## What is needed
Reproduce every entry that follows word for word, but omit the images.

### Excerpted records

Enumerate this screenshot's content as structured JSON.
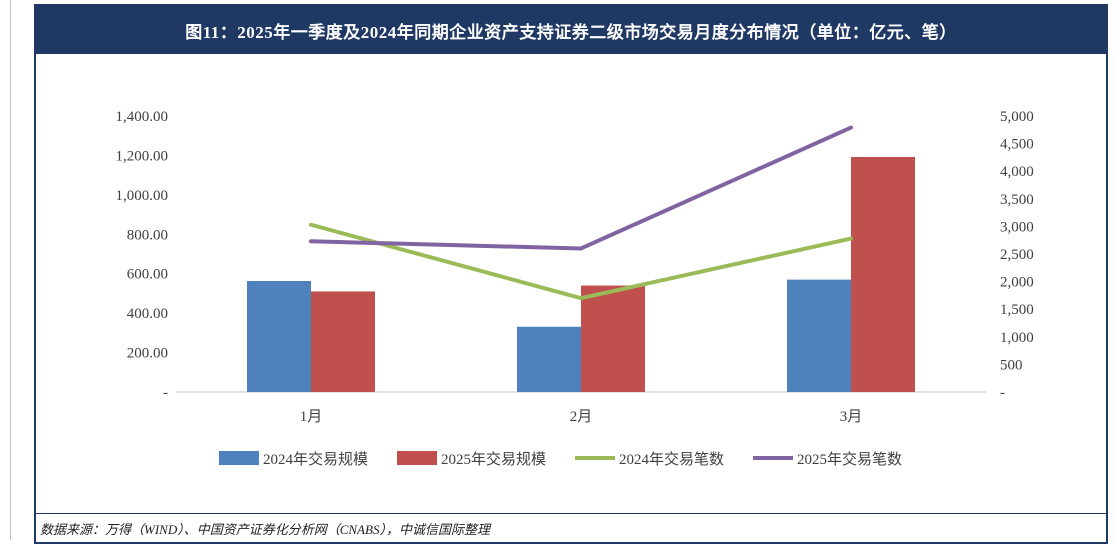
{
  "title": "图11：2025年一季度及2024年同期企业资产支持证券二级市场交易月度分布情况（单位：亿元、笔）",
  "source": "数据来源：万得（WIND）、中国资产证券化分析网（CNABS），中诚信国际整理",
  "chart_data": {
    "type": "bar",
    "categories": [
      "1月",
      "2月",
      "3月"
    ],
    "left_axis": {
      "ylim": [
        0,
        1400
      ],
      "ticks": [
        "-",
        "200.00",
        "400.00",
        "600.00",
        "800.00",
        "1,000.00",
        "1,200.00",
        "1,400.00"
      ]
    },
    "right_axis": {
      "ylim": [
        0,
        5000
      ],
      "ticks": [
        "-",
        "500",
        "1,000",
        "1,500",
        "2,000",
        "2,500",
        "3,000",
        "3,500",
        "4,000",
        "4,500",
        "5,000"
      ]
    },
    "series": [
      {
        "name": "2024年交易规模",
        "type": "bar",
        "axis": "left",
        "color": "#4f81bd",
        "values": [
          563,
          331,
          570
        ]
      },
      {
        "name": "2025年交易规模",
        "type": "bar",
        "axis": "left",
        "color": "#c0504d",
        "values": [
          510,
          540,
          1192
        ]
      },
      {
        "name": "2024年交易笔数",
        "type": "line",
        "axis": "right",
        "color": "#9bbb59",
        "values": [
          3030,
          1700,
          2780
        ]
      },
      {
        "name": "2025年交易笔数",
        "type": "line",
        "axis": "right",
        "color": "#8064a2",
        "values": [
          2730,
          2600,
          4790
        ]
      }
    ],
    "legend_position": "bottom",
    "grid": false
  }
}
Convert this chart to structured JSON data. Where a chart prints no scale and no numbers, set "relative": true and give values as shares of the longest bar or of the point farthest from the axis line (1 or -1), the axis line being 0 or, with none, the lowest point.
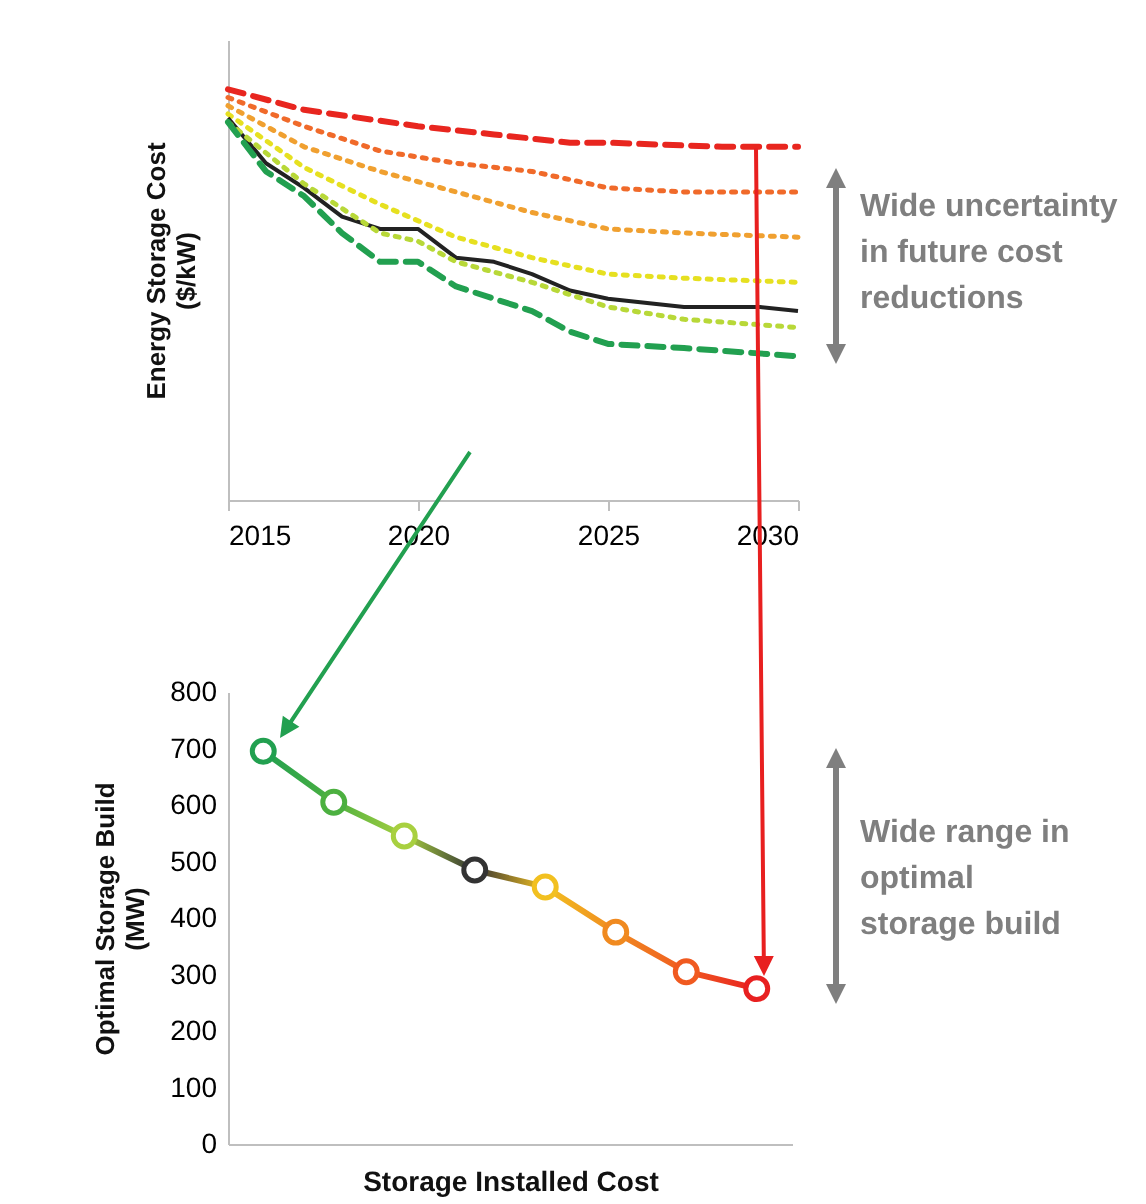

######

## Written answer
Enumerate this screenshot's content as structured JSON.
{
  "title": "图11：2025年一季度及2024年同期企业资产支持证券二级市场交易月度分布情况（单位：亿元、笔）",
  "source": "数据来源：万得（WIND）、中国资产证券化分析网（CNABS），中诚信国际整理",
  "chart_data": {
    "type": "bar",
    "categories": [
      "1月",
      "2月",
      "3月"
    ],
    "left_axis": {
      "ylim": [
        0,
        1400
      ],
      "ticks": [
        "-",
        "200.00",
        "400.00",
        "600.00",
        "800.00",
        "1,000.00",
        "1,200.00",
        "1,400.00"
      ]
    },
    "right_axis": {
      "ylim": [
        0,
        5000
      ],
      "ticks": [
        "-",
        "500",
        "1,000",
        "1,500",
        "2,000",
        "2,500",
        "3,000",
        "3,500",
        "4,000",
        "4,500",
        "5,000"
      ]
    },
    "series": [
      {
        "name": "2024年交易规模",
        "type": "bar",
        "axis": "left",
        "color": "#4f81bd",
        "values": [
          563,
          331,
          570
        ]
      },
      {
        "name": "2025年交易规模",
        "type": "bar",
        "axis": "left",
        "color": "#c0504d",
        "values": [
          510,
          540,
          1192
        ]
      },
      {
        "name": "2024年交易笔数",
        "type": "line",
        "axis": "right",
        "color": "#9bbb59",
        "values": [
          3030,
          1700,
          2780
        ]
      },
      {
        "name": "2025年交易笔数",
        "type": "line",
        "axis": "right",
        "color": "#8064a2",
        "values": [
          2730,
          2600,
          4790
        ]
      }
    ],
    "legend_position": "bottom",
    "grid": false
  }
}
Convert this chart to structured JSON data. Where a chart prints no scale and no numbers, set "relative": true and give values as shares of the longest bar or of the point farthest from the axis line (1 or -1), the axis line being 0 or, with none, the lowest point.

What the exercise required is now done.